Copy out each line containing "段内无载荷" from the entries below.

Material for this task
- - - -

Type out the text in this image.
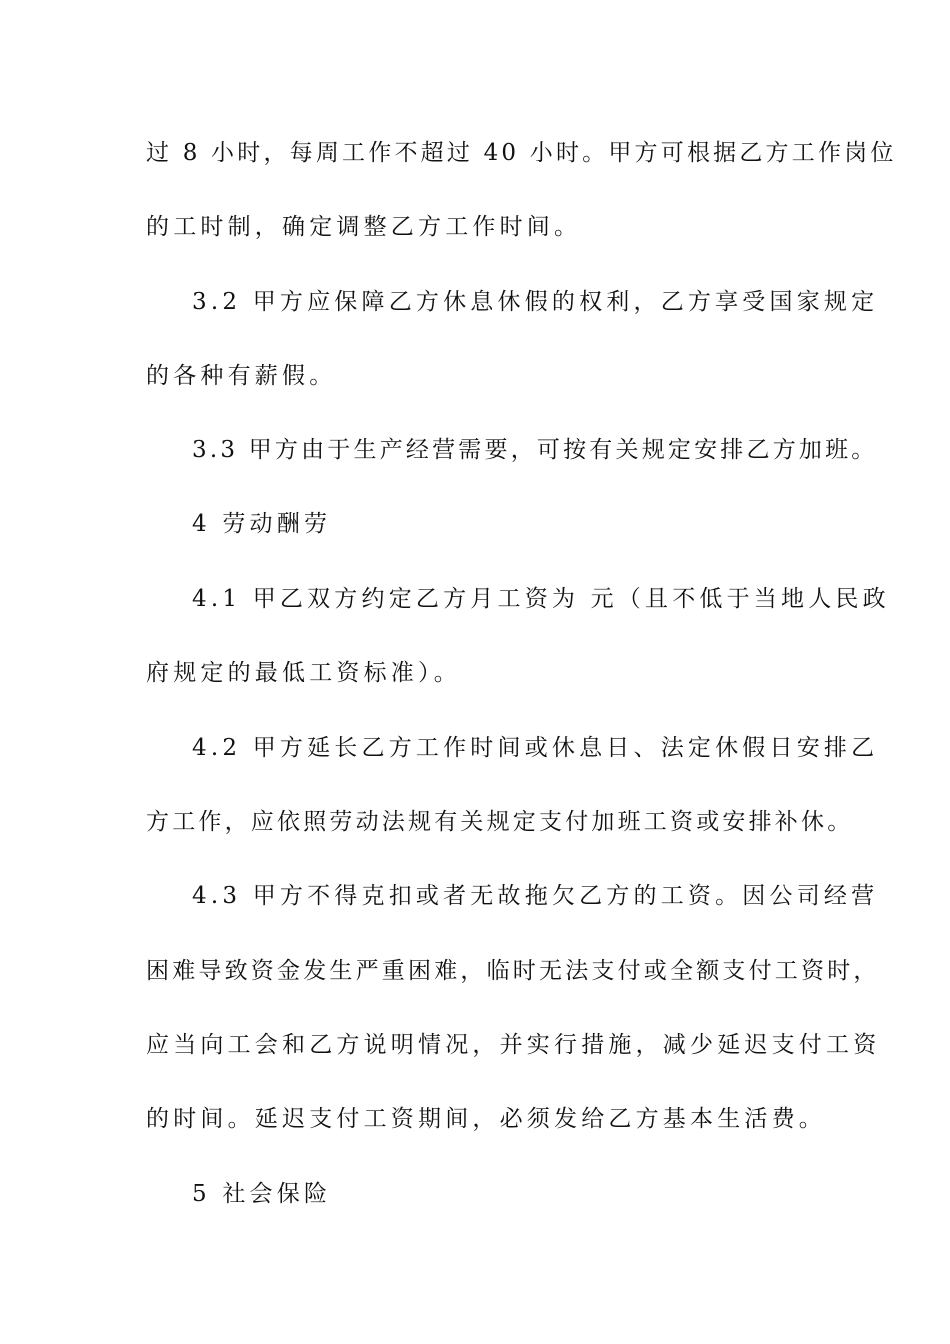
过 8 小时，每周工作不超过 40 小时。甲方可根据乙方工作岗位
的工时制，确定调整乙方工作时间。
3.2 甲方应保障乙方休息休假的权利，乙方享受国家规定
的各种有薪假。
3.3 甲方由于生产经营需要，可按有关规定安排乙方加班。
4 劳动酬劳
4.1 甲乙双方约定乙方月工资为 元（且不低于当地人民政
府规定的最低工资标准）。
4.2 甲方延长乙方工作时间或休息日、法定休假日安排乙
方工作，应依照劳动法规有关规定支付加班工资或安排补休。
4.3 甲方不得克扣或者无故拖欠乙方的工资。因公司经营
困难导致资金发生严重困难，临时无法支付或全额支付工资时，
应当向工会和乙方说明情况，并实行措施，减少延迟支付工资
的时间。延迟支付工资期间，必须发给乙方基本生活费。
5 社会保险
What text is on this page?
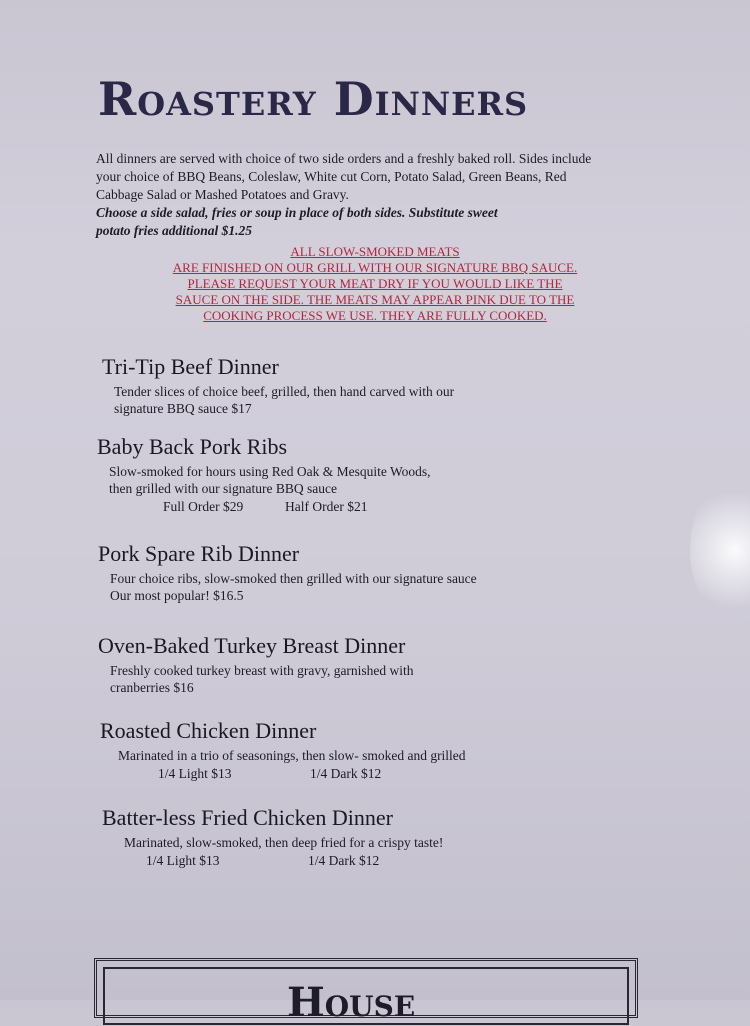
Roastery Dinners

All dinners are served with choice of two side orders and a freshly baked roll. Sides include

your choice of BBQ Beans, Coleslaw, White cut Corn, Potato Salad, Green Beans, Red

Cabbage Salad or Mashed Potatoes and Gravy.

Choose a side salad, fries or soup in place of both sides. Substitute sweet

potato fries additional $1.25

ALL SLOW-SMOKED MEATS
ARE FINISHED ON OUR GRILL WITH OUR SIGNATURE BBQ SAUCE.
PLEASE REQUEST YOUR MEAT DRY IF YOU WOULD LIKE THE
SAUCE ON THE SIDE. THE MEATS MAY APPEAR PINK DUE TO THE
COOKING PROCESS WE USE. THEY ARE FULLY COOKED.
Tri-Tip Beef Dinner
Tender slices of choice beef, grilled, then hand carved with our
signature BBQ sauce $17
Baby Back Pork Ribs
Slow-smoked for hours using Red Oak & Mesquite Woods,
then grilled with our signature BBQ sauce
Full Order $29	Half Order $21
Pork Spare Rib Dinner
Four choice ribs, slow-smoked then grilled with our signature sauce
Our most popular! $16.5
Oven-Baked Turkey Breast Dinner
Freshly cooked turkey breast with gravy, garnished with
cranberries $16
Roasted Chicken Dinner
Marinated in a trio of seasonings, then slow- smoked and grilled
1/4 Light $13	1/4 Dark $12
Batter-less Fried Chicken Dinner
Marinated, slow-smoked, then deep fried for a crispy taste!
1/4 Light $13	1/4 Dark $12
House
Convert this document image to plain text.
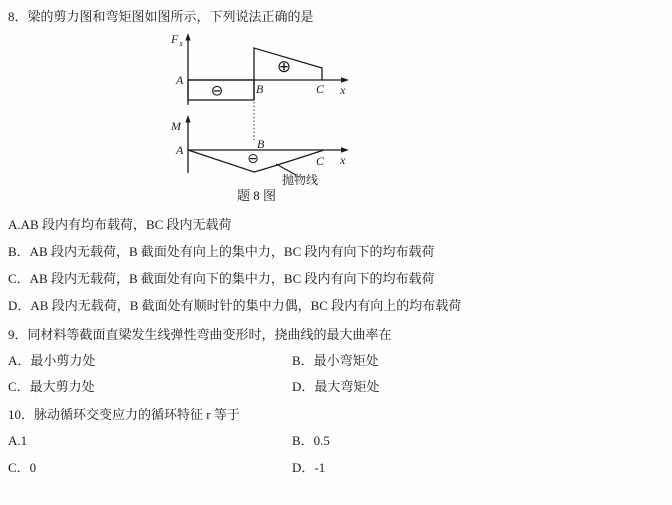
8．梁的剪力图和弯矩图如图所示，下列说法正确的是
F s
A
B	C x
⊖
⊕
M
A	B
C x
⊖
抛物线
题 8 图
A.AB 段内有均布载荷，BC 段内无载荷
B．AB 段内无载荷，B 截面处有向上的集中力，BC 段内有向下的均布载荷
C．AB 段内无载荷，B 截面处有向下的集中力，BC 段内有向下的均布载荷
D．AB 段内无载荷，B 截面处有顺时针的集中力偶，BC 段内有向上的均布载荷
9．同材料等截面直梁发生线弹性弯曲变形时，挠曲线的最大曲率在
A．最小剪力处	B．最小弯矩处
C．最大剪力处	D．最大弯矩处
10．脉动循环交变应力的循环特征 r 等于
A.1	B．0.5
C．0	D．-1
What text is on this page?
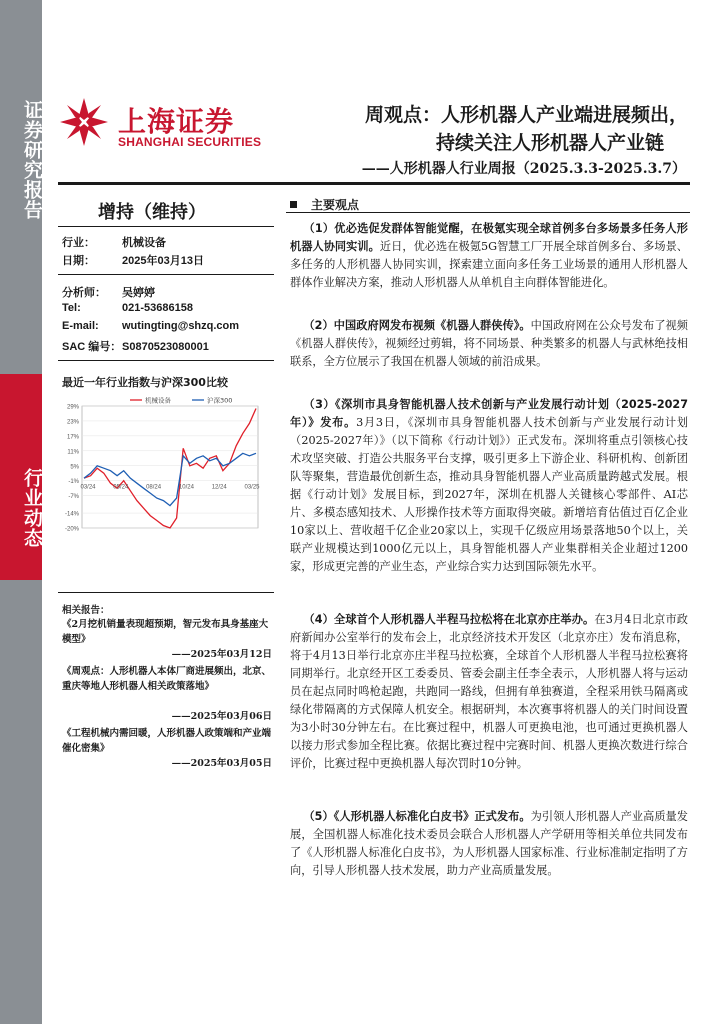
证券研究报告
行业动态
上海证券
SHANGHAI SECURITIES
周观点：人形机器人产业端进展频出，
持续关注人形机器人产业链
——人形机器人行业周报（2025.3.3-2025.3.7）
增持（维持）
行业： 机械设备
日期： 2025年03月13日
分析师： 吴婷婷
Tel:	021-53686158
E-mail: wutingting@shzq.com
SAC 编号：S0870523080001
最近一年行业指数与沪深300比较
29%
23%
17%
11%
5%
-1%
-7%
-14%
-20%
03/24	05/24	08/24	10/24	12/24	03/25
机械设备	沪深300
相关报告：
《2月挖机销量表现超预期，智元发布具身基座大模型》
——2025年03月12日
《周观点：人形机器人本体厂商进展频出，北京、重庆等地人形机器人相关政策落地》
——2025年03月06日
《工程机械内需回暖，人形机器人政策端和产业端催化密集》
——2025年03月05日
主要观点

（1）优必选促发群体智能觉醒，在极氪实现全球首例多台多场景多任务人形机器人协同实训。近日，优必选在极氪5G智慧工厂开展全球首例多台、多场景、多任务的人形机器人协同实训，探索建立面向多任务工业场景的通用人形机器人群体作业解决方案，推动人形机器人从单机自主向群体智能进化。

（2）中国政府网发布视频《机器人群侠传》。中国政府网在公众号发布了视频《机器人群侠传》，视频经过剪辑，将不同场景、种类繁多的机器人与武林绝技相联系，全方位展示了我国在机器人领域的前沿成果。

（3）《深圳市具身智能机器人技术创新与产业发展行动计划（2025-2027年）》发布。3月3日，《深圳市具身智能机器人技术创新与产业发展行动计划（2025-2027年）》（以下简称《行动计划》）正式发布。深圳将重点引领核心技术攻坚突破、打造公共服务平台支撑，吸引更多上下游企业、科研机构、创新团队等聚集，营造最优创新生态，推动具身智能机器人产业高质量跨越式发展。根据《行动计划》发展目标，到2027年，深圳在机器人关键核心零部件、AI芯片、多模态感知技术、人形操作技术等方面取得突破。新增培育估值过百亿企业10家以上、营收超千亿企业20家以上，实现千亿级应用场景落地50个以上，关联产业规模达到1000亿元以上，具身智能机器人产业集群相关企业超过1200家，形成更完善的产业生态，产业综合实力达到国际领先水平。

（4）全球首个人形机器人半程马拉松将在北京亦庄举办。在3月4日北京市政府新闻办公室举行的发布会上，北京经济技术开发区（北京亦庄）发布消息称，将于4月13日举行北京亦庄半程马拉松赛，全球首个人形机器人半程马拉松赛将同期举行。北京经开区工委委员、管委会副主任李全表示，人形机器人将与运动员在起点同时鸣枪起跑，共跑同一路线，但拥有单独赛道，全程采用铁马隔离或绿化带隔离的方式保障人机安全。根据研判，本次赛事将机器人的关门时间设置为3小时30分钟左右。在比赛过程中，机器人可更换电池，也可通过更换机器人以接力形式参加全程比赛。依据比赛过程中完赛时间、机器人更换次数进行综合评价，比赛过程中更换机器人每次罚时10分钟。

（5）《人形机器人标准化白皮书》正式发布。为引领人形机器人产业高质量发展，全国机器人标准化技术委员会联合人形机器人产学研用等相关单位共同发布了《人形机器人标准化白皮书》，为人形机器人国家标准、行业标准制定指明了方向，引导人形机器人技术发展，助力产业高质量发展。
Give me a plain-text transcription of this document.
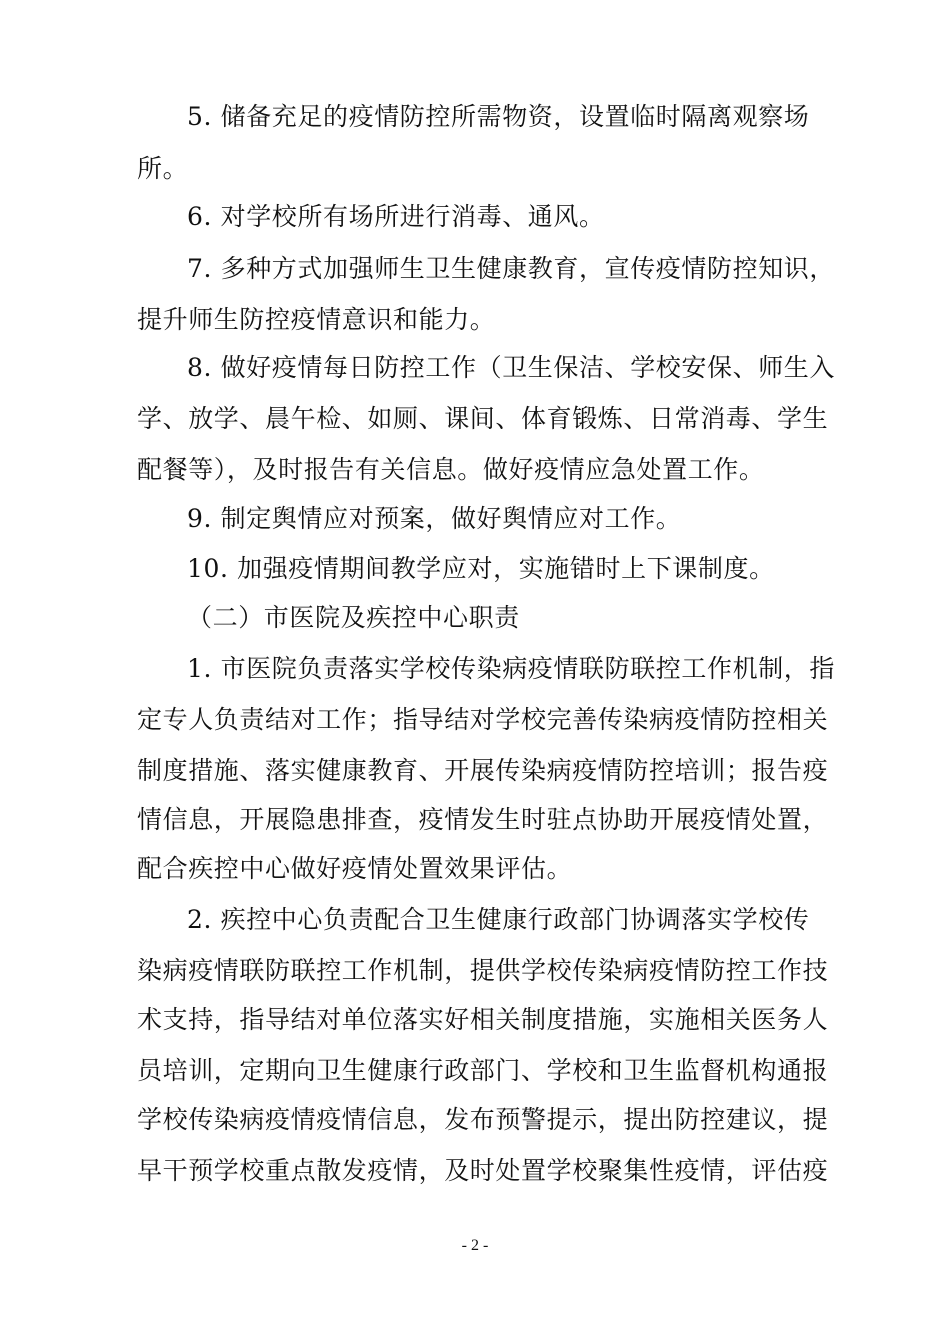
5. 储备充足的疫情防控所需物资，设置临时隔离观察场
所。
6. 对学校所有场所进行消毒、通风。
7. 多种方式加强师生卫生健康教育，宣传疫情防控知识，
提升师生防控疫情意识和能力。
8. 做好疫情每日防控工作（卫生保洁、学校安保、师生入
学、放学、晨午检、如厕、课间、体育锻炼、日常消毒、学生
配餐等），及时报告有关信息。做好疫情应急处置工作。
9. 制定舆情应对预案，做好舆情应对工作。
10. 加强疫情期间教学应对，实施错时上下课制度。
（二）市医院及疾控中心职责
1. 市医院负责落实学校传染病疫情联防联控工作机制，指
定专人负责结对工作；指导结对学校完善传染病疫情防控相关
制度措施、落实健康教育、开展传染病疫情防控培训；报告疫
情信息，开展隐患排查，疫情发生时驻点协助开展疫情处置，
配合疾控中心做好疫情处置效果评估。
2. 疾控中心负责配合卫生健康行政部门协调落实学校传
染病疫情联防联控工作机制，提供学校传染病疫情防控工作技
术支持，指导结对单位落实好相关制度措施，实施相关医务人
员培训，定期向卫生健康行政部门、学校和卫生监督机构通报
学校传染病疫情疫情信息，发布预警提示，提出防控建议，提
早干预学校重点散发疫情，及时处置学校聚集性疫情，评估疫
- 2 -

- - - -

Reply
A.AB 段内有均布载荷，BC 段内无载荷
B．AB 段内无载荷，B 截面处有向上的集中力，BC 段内有向下的均布载荷
C．AB 段内无载荷，B 截面处有向下的集中力，BC 段内有向下的均布载荷
D．AB 段内无载荷，B 截面处有顺时针的集中力偶，BC 段内有向上的均布载荷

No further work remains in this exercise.